Supplied material:

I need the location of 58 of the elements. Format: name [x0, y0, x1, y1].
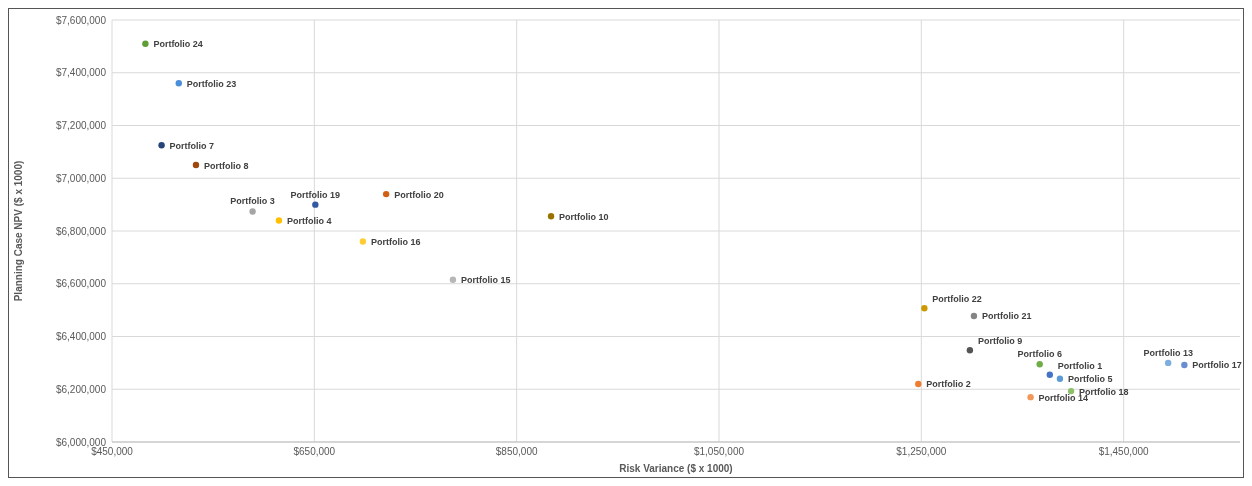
x-tick-label: $1,250,000 — [896, 446, 947, 457]
series-label: Portfolio 17 — [1192, 360, 1242, 371]
series-label: Portfolio 21 — [981, 311, 1032, 322]
point — [158, 142, 165, 149]
x-tick-label: $650,000 — [293, 446, 336, 457]
series-label: Portfolio 3 — [230, 196, 275, 207]
y-tick-label: $6,600,000 — [55, 278, 107, 290]
point — [359, 238, 367, 245]
series-label: Portfolio 20 — [394, 189, 444, 200]
x-tick-label: $450,000 — [91, 446, 134, 457]
point — [1164, 359, 1172, 367]
point — [1046, 371, 1054, 378]
point — [1036, 360, 1043, 368]
y-tick-label: $7,400,000 — [55, 67, 107, 79]
series-label: Portfolio 23 — [186, 78, 237, 89]
point — [192, 161, 200, 169]
x-axis-title: Risk Variance ($ x 1000) — [619, 463, 733, 474]
point — [970, 312, 978, 320]
series-label: Portfolio 19 — [290, 189, 341, 200]
x-tick-label: $1,050,000 — [693, 446, 745, 457]
y-tick-label: $7,000,000 — [55, 172, 107, 184]
series-label: Portfolio 8 — [203, 160, 249, 171]
y-tick-label: $7,600,000 — [55, 14, 107, 26]
y-tick-label: $6,800,000 — [55, 225, 107, 237]
series-label: Portfolio 13 — [1143, 347, 1193, 358]
series-label: Portfolio 2 — [926, 379, 971, 390]
point — [175, 80, 182, 87]
point — [249, 208, 256, 215]
x-tick-label: $850,000 — [495, 446, 538, 457]
series-label: Portfolio 10 — [559, 211, 609, 222]
series-label: Portfolio 16 — [370, 237, 421, 248]
series-label: Portfolio 5 — [1067, 374, 1113, 385]
series-label: Portfolio 24 — [153, 39, 203, 50]
point — [275, 217, 283, 224]
point — [1181, 361, 1188, 369]
series-label: Portfolio 6 — [1017, 349, 1062, 360]
series-label: Portfolio 22 — [932, 294, 982, 305]
point — [915, 380, 922, 388]
y-tick-label: $6,200,000 — [55, 383, 107, 395]
series-label: Portfolio 9 — [977, 336, 1023, 347]
point — [382, 190, 390, 198]
point — [449, 276, 457, 283]
series-label: Portfolio 1 — [1057, 360, 1103, 371]
point — [312, 201, 319, 208]
point — [1027, 393, 1034, 401]
y-tick-label: $6,000,000 — [55, 436, 107, 448]
y-axis-title: Planning Case NPV ($ x 1000) — [13, 160, 24, 302]
series-label: Portfolio 15 — [460, 275, 511, 286]
point — [921, 305, 928, 312]
y-tick-label: $6,400,000 — [55, 331, 107, 342]
point — [966, 347, 974, 354]
y-tick-label: $7,200,000 — [55, 120, 107, 131]
series-label: Portfolio 4 — [286, 215, 332, 226]
point — [547, 213, 555, 220]
point — [142, 40, 149, 47]
x-tick-label: $1,450,000 — [1098, 446, 1150, 457]
series-label: Portfolio 7 — [169, 140, 215, 151]
point — [1056, 375, 1064, 382]
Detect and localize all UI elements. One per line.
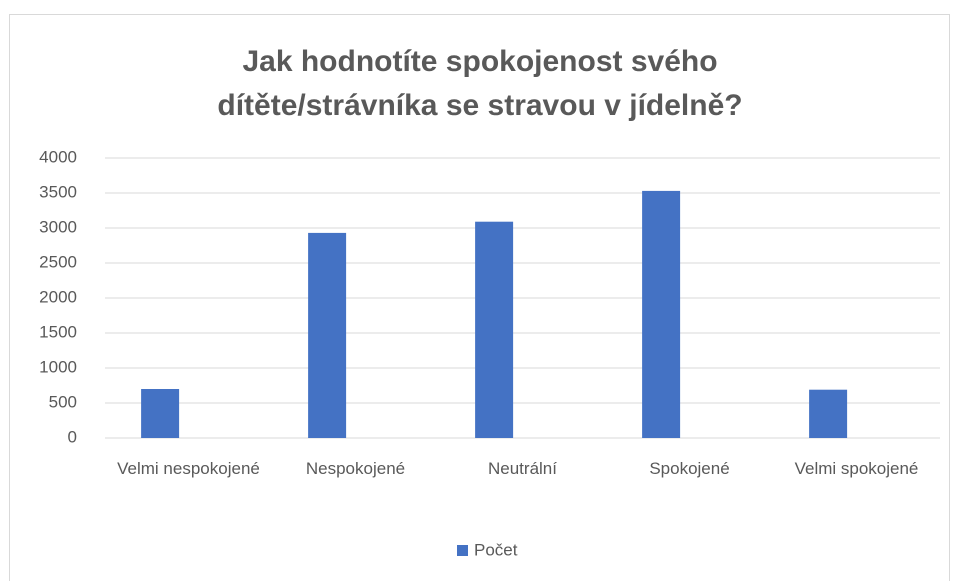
y-tick-label: 3500: [39, 182, 77, 201]
legend-label: Počet: [474, 540, 518, 559]
bar: [642, 190, 681, 438]
y-tick-label: 1500: [39, 322, 77, 341]
y-tick-label: 0: [68, 427, 77, 446]
y-tick-label: 500: [49, 392, 77, 411]
x-tick-label: Neutrální: [488, 459, 557, 478]
bar: [809, 389, 848, 438]
y-tick-label: 1000: [39, 357, 77, 376]
bar: [141, 389, 180, 438]
bar: [475, 221, 514, 438]
y-tick-label: 2500: [39, 252, 77, 271]
x-tick-label: Spokojené: [649, 459, 730, 478]
x-tick-label: Velmi spokojené: [794, 459, 919, 478]
chart-title: Jak hodnotíte spokojenost svého dítěte/s…: [217, 45, 743, 122]
y-tick-label: 2000: [39, 287, 77, 306]
legend-swatch: [457, 545, 468, 556]
y-tick-label: 3000: [39, 217, 77, 236]
x-tick-label: Nespokojené: [305, 459, 406, 478]
x-tick-label: Velmi nespokojené: [117, 459, 260, 478]
chart-border: [9, 14, 950, 581]
y-tick-label: 4000: [39, 147, 77, 166]
bar: [308, 232, 347, 438]
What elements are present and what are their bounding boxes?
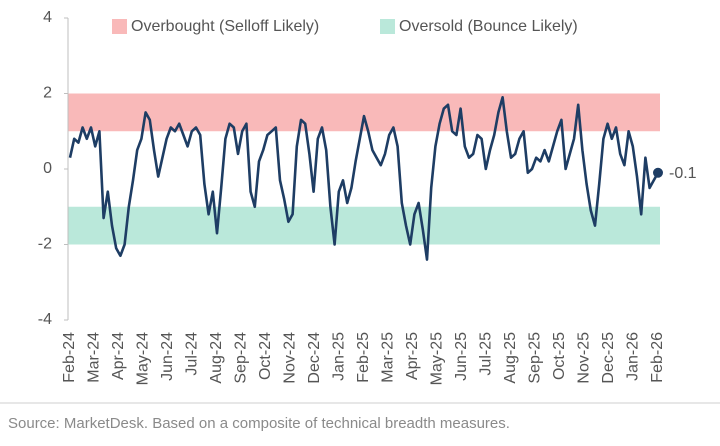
x-tick-label: Dec-25 — [600, 332, 617, 384]
zone-band — [68, 206, 660, 245]
y-tick-label: 2 — [43, 85, 52, 102]
x-tick-label: Aug-24 — [208, 332, 225, 384]
y-tick-label: 0 — [43, 160, 52, 177]
legend-label: Oversold (Bounce Likely) — [399, 18, 578, 35]
source-note: Source: MarketDesk. Based on a composite… — [8, 415, 510, 432]
x-tick-label: Feb-24 — [61, 332, 78, 383]
x-tick-label: Aug-25 — [502, 332, 519, 384]
x-tick-label: Mar-25 — [380, 332, 397, 383]
x-tick-label: Jun-25 — [453, 332, 470, 381]
x-tick-label: Oct-25 — [551, 332, 568, 380]
zone-band — [68, 93, 660, 132]
legend-label: Overbought (Selloff Likely) — [131, 18, 319, 35]
x-tick-label: Jan-25 — [331, 332, 348, 381]
x-tick-label: Dec-24 — [306, 332, 323, 384]
x-tick-label: Jul-25 — [478, 332, 495, 376]
x-tick-label: Nov-25 — [576, 332, 593, 384]
series-line — [68, 96, 660, 261]
x-tick-label: Jun-24 — [159, 332, 176, 381]
x-tick-label: Apr-24 — [110, 332, 127, 380]
x-tick-label: Jul-24 — [184, 332, 201, 376]
end-marker — [653, 167, 663, 178]
x-tick-label: Feb-26 — [649, 332, 666, 383]
x-tick-label: Feb-25 — [355, 332, 372, 383]
x-tick-label: Sep-25 — [527, 332, 544, 384]
y-tick-label: -2 — [38, 236, 52, 253]
y-tick-label: 4 — [43, 9, 52, 26]
end-value-label: -0.1 — [669, 165, 697, 182]
x-tick-label: Apr-25 — [404, 332, 421, 380]
x-tick-label: May-24 — [135, 332, 152, 385]
legend-swatch — [380, 19, 395, 34]
legend-swatch — [112, 19, 127, 34]
x-tick-label: Jan-26 — [625, 332, 642, 381]
y-tick-label: -4 — [38, 311, 52, 328]
x-tick-label: Mar-24 — [86, 332, 103, 383]
x-tick-label: Nov-24 — [282, 332, 299, 384]
x-tick-label: Oct-24 — [257, 332, 274, 380]
x-tick-label: May-25 — [429, 332, 446, 385]
x-tick-label: Sep-24 — [233, 332, 250, 384]
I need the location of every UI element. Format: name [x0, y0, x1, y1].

Stated goal:
Copy the lines above word for word, from the line containing "x-tick-label: $1,250,000 —" down to the line containing "series-label: Portfolio 8", including both of those lines.

Reply:
x-tick-label: $1,250,000 — [896, 446, 947, 457]
series-label: Portfolio 17 — [1192, 360, 1242, 371]
series-label: Portfolio 21 — [981, 311, 1032, 322]
point — [158, 142, 165, 149]
x-tick-label: $650,000 — [293, 446, 336, 457]
series-label: Portfolio 3 — [230, 196, 275, 207]
y-tick-label: $6,600,000 — [55, 278, 107, 290]
point — [359, 238, 367, 245]
series-label: Portfolio 20 — [394, 189, 444, 200]
x-tick-label: $450,000 — [91, 446, 134, 457]
point — [1164, 359, 1172, 367]
point — [1046, 371, 1054, 378]
point — [1036, 360, 1043, 368]
y-tick-label: $7,400,000 — [55, 67, 107, 79]
series-label: Portfolio 23 — [186, 78, 237, 89]
point — [192, 161, 200, 169]
x-axis-title: Risk Variance ($ x 1000) — [619, 463, 733, 474]
point — [970, 312, 978, 320]
series-label: Portfolio 19 — [290, 189, 341, 200]
x-tick-label: $1,050,000 — [693, 446, 745, 457]
y-tick-label: $7,000,000 — [55, 172, 107, 184]
series-label: Portfolio 8 — [203, 160, 249, 171]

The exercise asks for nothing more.